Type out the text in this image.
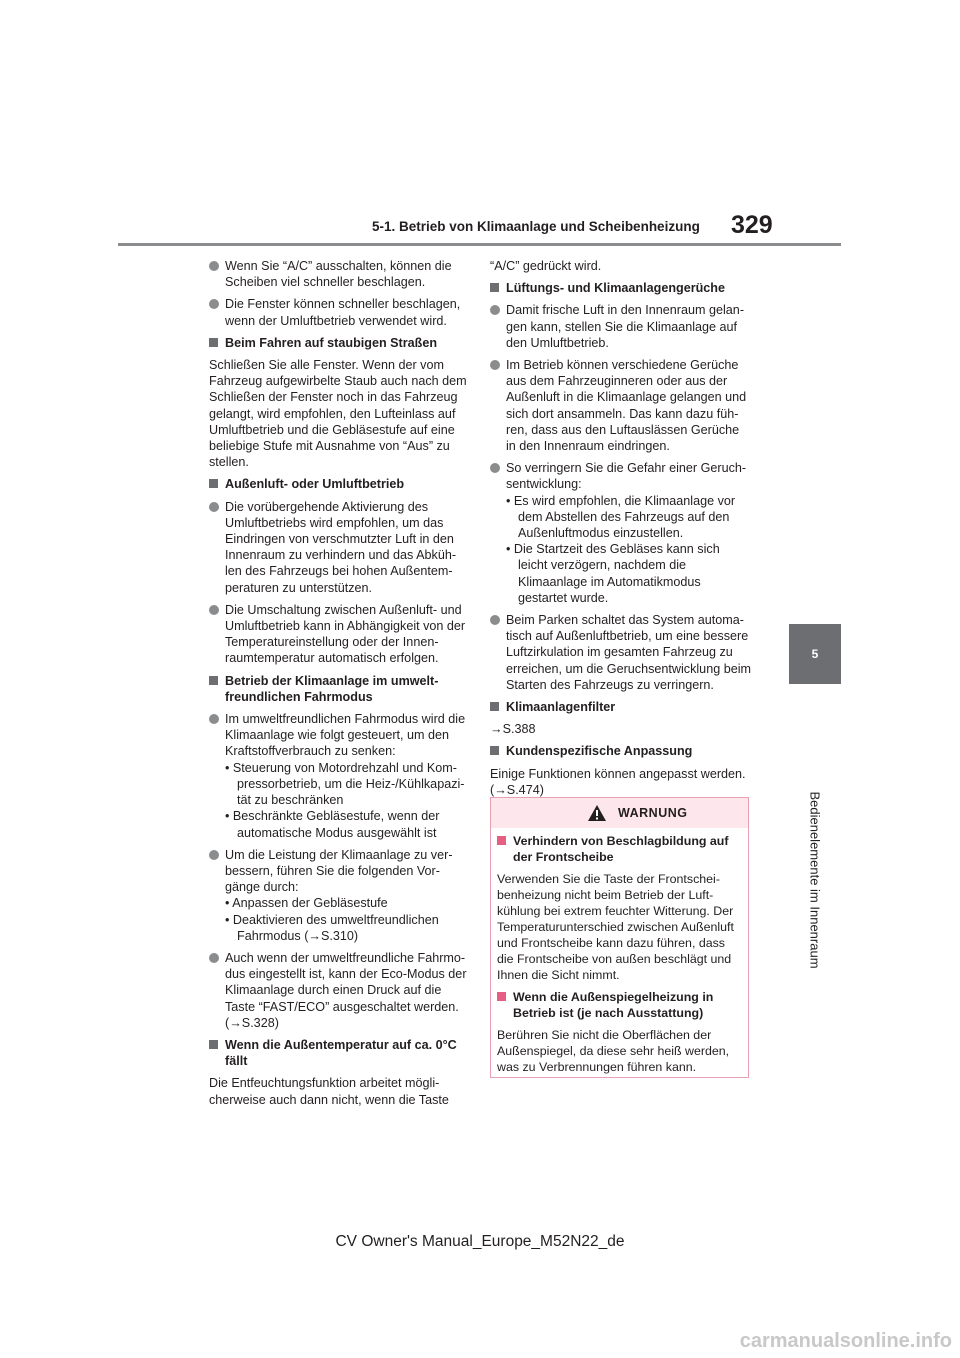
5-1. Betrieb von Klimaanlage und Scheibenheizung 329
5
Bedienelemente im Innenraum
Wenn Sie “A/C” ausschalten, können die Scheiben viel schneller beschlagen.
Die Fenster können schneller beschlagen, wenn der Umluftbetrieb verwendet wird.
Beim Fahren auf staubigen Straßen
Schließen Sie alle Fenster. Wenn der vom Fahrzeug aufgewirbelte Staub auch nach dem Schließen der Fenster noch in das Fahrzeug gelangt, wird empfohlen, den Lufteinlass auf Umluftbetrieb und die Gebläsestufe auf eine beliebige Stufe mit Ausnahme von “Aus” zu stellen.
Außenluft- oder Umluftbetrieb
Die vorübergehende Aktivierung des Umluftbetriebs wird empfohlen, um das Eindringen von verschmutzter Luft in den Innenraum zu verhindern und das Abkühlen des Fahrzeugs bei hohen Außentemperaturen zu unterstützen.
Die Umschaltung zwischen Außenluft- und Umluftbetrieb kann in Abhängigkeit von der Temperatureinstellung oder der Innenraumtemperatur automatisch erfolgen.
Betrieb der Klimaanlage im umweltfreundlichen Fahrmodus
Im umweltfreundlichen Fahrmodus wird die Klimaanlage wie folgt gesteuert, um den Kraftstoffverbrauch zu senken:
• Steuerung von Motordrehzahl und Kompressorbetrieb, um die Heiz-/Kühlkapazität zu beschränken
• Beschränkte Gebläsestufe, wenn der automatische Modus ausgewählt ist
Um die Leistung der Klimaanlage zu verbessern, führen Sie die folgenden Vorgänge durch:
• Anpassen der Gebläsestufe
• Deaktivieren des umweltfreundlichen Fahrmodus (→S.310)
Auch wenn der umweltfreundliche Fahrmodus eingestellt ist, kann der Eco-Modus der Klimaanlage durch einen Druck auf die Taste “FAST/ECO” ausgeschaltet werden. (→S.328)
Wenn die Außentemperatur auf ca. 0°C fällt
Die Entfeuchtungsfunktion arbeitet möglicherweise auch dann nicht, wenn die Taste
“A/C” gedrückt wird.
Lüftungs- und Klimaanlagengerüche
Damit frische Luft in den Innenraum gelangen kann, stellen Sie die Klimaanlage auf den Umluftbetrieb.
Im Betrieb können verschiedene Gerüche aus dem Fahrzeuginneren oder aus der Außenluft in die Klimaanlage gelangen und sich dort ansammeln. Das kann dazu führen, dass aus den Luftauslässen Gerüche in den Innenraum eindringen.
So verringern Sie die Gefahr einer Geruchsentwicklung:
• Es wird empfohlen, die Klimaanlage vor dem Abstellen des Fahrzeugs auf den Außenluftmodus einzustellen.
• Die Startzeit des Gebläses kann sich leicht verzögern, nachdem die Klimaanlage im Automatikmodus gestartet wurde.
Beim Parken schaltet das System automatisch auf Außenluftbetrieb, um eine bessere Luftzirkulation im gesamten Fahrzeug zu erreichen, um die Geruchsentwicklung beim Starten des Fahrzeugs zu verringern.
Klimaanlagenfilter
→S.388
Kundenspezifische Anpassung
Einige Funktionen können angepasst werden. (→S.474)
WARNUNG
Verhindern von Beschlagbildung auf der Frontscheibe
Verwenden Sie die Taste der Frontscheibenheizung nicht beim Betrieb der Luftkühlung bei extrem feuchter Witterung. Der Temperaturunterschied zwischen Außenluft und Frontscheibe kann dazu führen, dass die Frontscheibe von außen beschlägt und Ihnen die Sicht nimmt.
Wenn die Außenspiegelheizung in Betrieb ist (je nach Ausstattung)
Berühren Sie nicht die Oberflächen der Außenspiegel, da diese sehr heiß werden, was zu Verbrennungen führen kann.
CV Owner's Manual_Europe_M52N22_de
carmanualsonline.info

DIRECTIONS:
Find the word "Fenster" in the material, then list each line that holds it.

RESULT BELOW:
Die Fenster können schneller beschlagen, wenn der Umluftbetrieb verwendet wird.
Schließen Sie alle Fenster. Wenn der vom Fahrzeug aufgewirbelte Staub auch nach dem Schließen der Fenster noch in das Fahrzeug gelangt, wird empfohlen, den Lufteinlass auf Umluftbetrieb und die Gebläsestufe auf eine beliebige Stufe mit Ausnahme von “Aus” zu stellen.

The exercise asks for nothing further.